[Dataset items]
--- start ---

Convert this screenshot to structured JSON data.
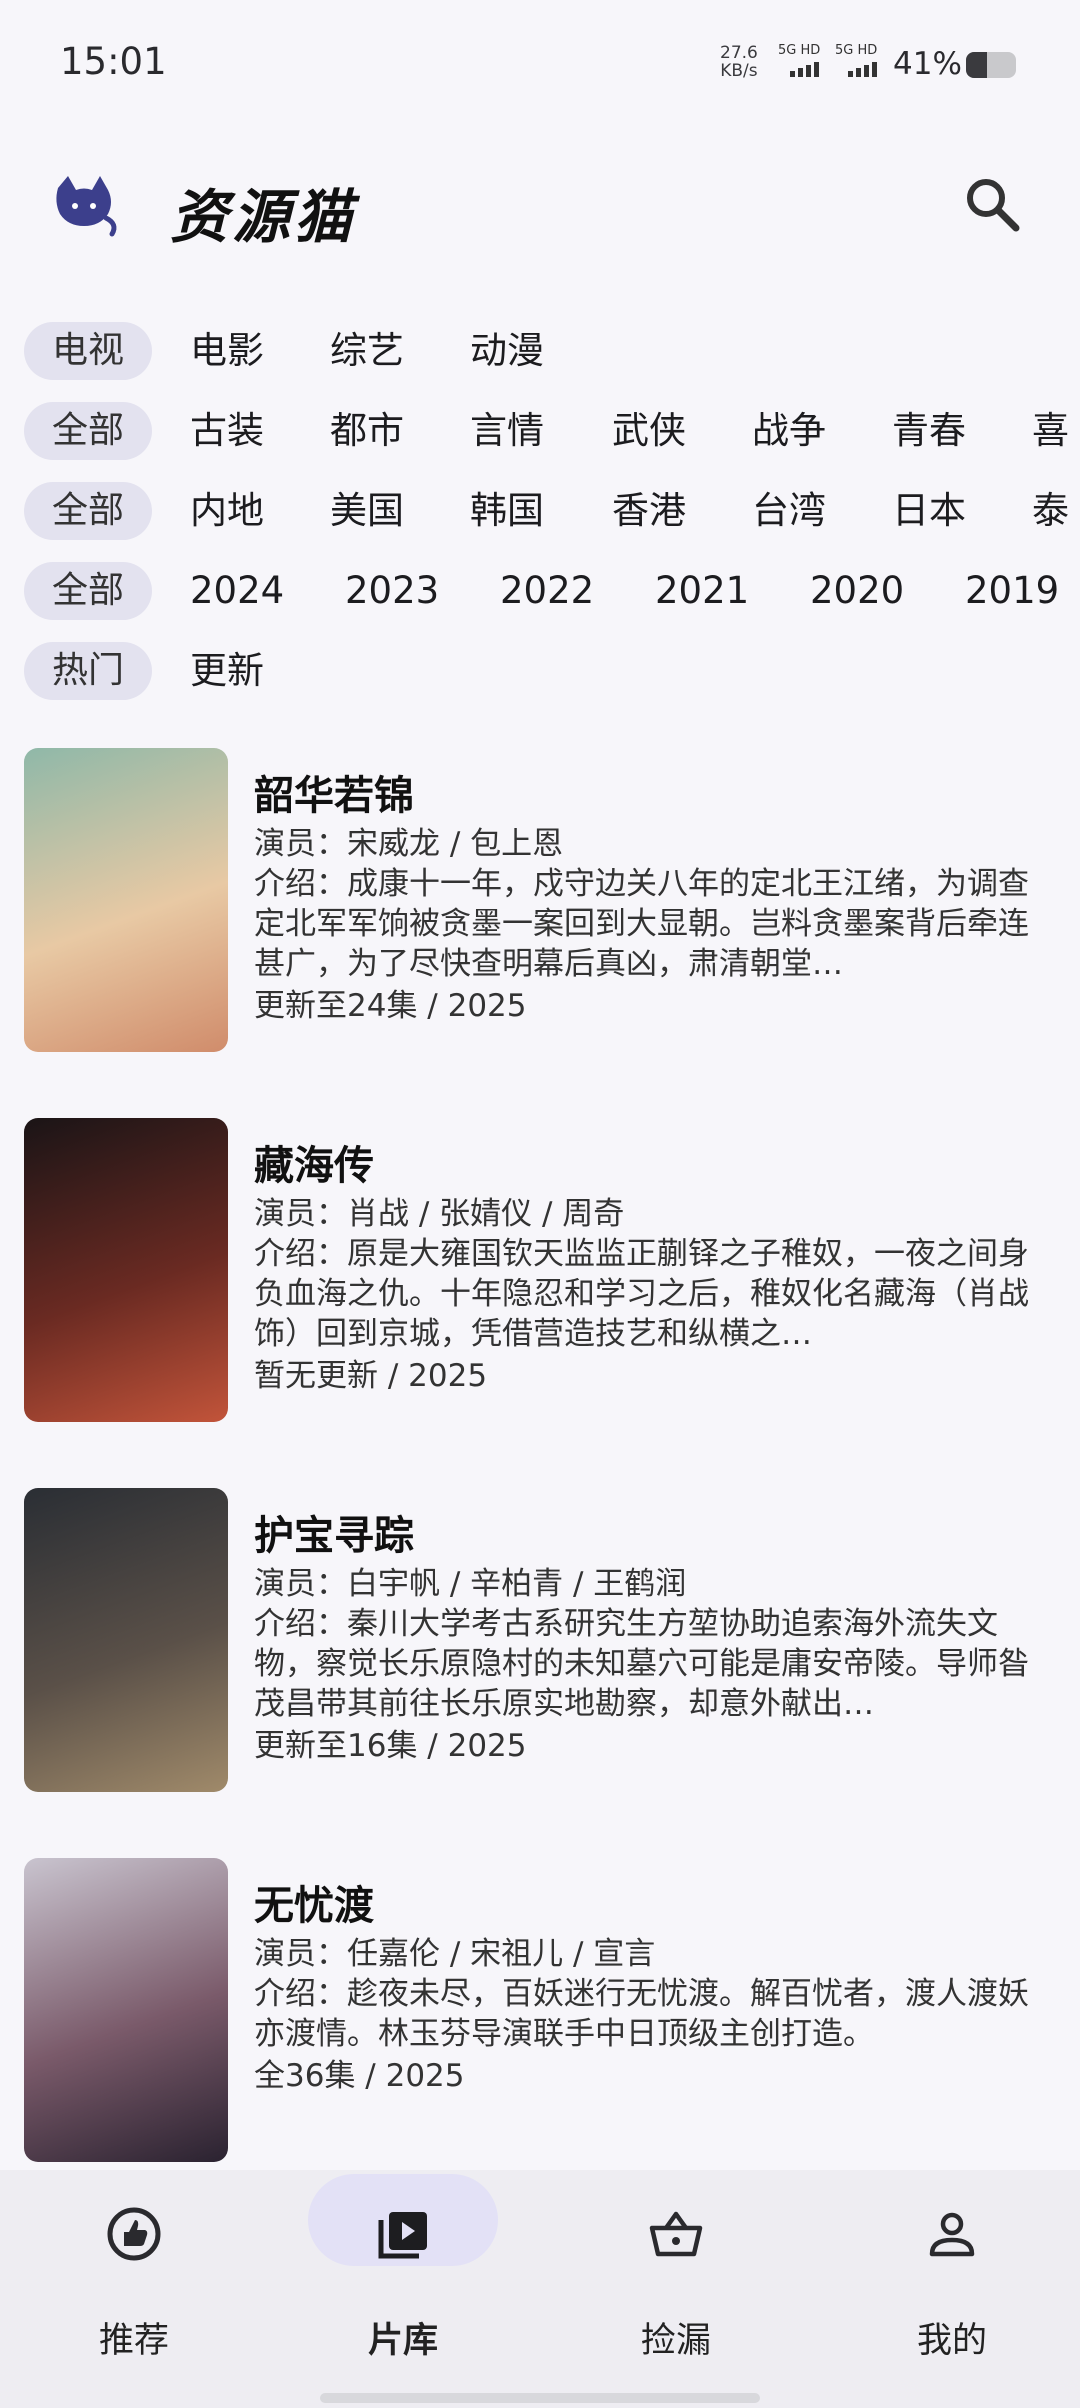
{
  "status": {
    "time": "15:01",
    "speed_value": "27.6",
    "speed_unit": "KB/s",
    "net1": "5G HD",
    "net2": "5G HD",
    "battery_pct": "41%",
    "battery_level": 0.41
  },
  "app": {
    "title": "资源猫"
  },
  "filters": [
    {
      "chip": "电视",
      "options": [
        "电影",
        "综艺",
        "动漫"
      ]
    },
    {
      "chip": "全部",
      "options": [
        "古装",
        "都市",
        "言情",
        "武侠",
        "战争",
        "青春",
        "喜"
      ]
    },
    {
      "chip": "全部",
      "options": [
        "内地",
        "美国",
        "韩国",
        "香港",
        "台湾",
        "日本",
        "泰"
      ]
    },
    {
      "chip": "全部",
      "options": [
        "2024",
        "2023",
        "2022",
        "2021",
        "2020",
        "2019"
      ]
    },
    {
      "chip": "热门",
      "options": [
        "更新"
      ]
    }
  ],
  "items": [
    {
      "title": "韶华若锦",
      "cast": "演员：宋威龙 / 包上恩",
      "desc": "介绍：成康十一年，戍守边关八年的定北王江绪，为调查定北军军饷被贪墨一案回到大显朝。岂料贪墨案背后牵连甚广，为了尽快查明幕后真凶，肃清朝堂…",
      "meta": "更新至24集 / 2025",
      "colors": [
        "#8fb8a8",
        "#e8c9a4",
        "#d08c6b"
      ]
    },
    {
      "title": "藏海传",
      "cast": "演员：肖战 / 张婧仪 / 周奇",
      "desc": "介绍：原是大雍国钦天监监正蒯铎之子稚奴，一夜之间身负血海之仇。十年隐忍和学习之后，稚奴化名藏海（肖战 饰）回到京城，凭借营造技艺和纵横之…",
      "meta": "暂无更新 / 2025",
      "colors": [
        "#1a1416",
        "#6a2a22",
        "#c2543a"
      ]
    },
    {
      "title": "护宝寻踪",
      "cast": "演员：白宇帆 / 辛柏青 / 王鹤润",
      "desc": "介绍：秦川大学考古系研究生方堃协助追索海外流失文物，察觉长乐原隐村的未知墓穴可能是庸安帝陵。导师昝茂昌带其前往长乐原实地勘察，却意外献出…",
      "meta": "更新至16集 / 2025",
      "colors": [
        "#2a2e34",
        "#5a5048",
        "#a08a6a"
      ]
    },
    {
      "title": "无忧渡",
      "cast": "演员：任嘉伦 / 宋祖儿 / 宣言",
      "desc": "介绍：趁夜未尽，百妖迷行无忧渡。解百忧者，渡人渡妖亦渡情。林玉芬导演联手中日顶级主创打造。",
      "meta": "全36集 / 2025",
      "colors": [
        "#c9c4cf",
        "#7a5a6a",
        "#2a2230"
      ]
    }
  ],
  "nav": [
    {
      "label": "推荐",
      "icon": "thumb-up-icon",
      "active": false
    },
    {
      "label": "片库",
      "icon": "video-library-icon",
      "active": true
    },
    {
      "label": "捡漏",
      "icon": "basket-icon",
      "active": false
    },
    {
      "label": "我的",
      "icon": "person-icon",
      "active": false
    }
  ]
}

--- end ---

● Exercise brief: State how many lines of the listing include "icon", and nothing more.

● Exercise output: 4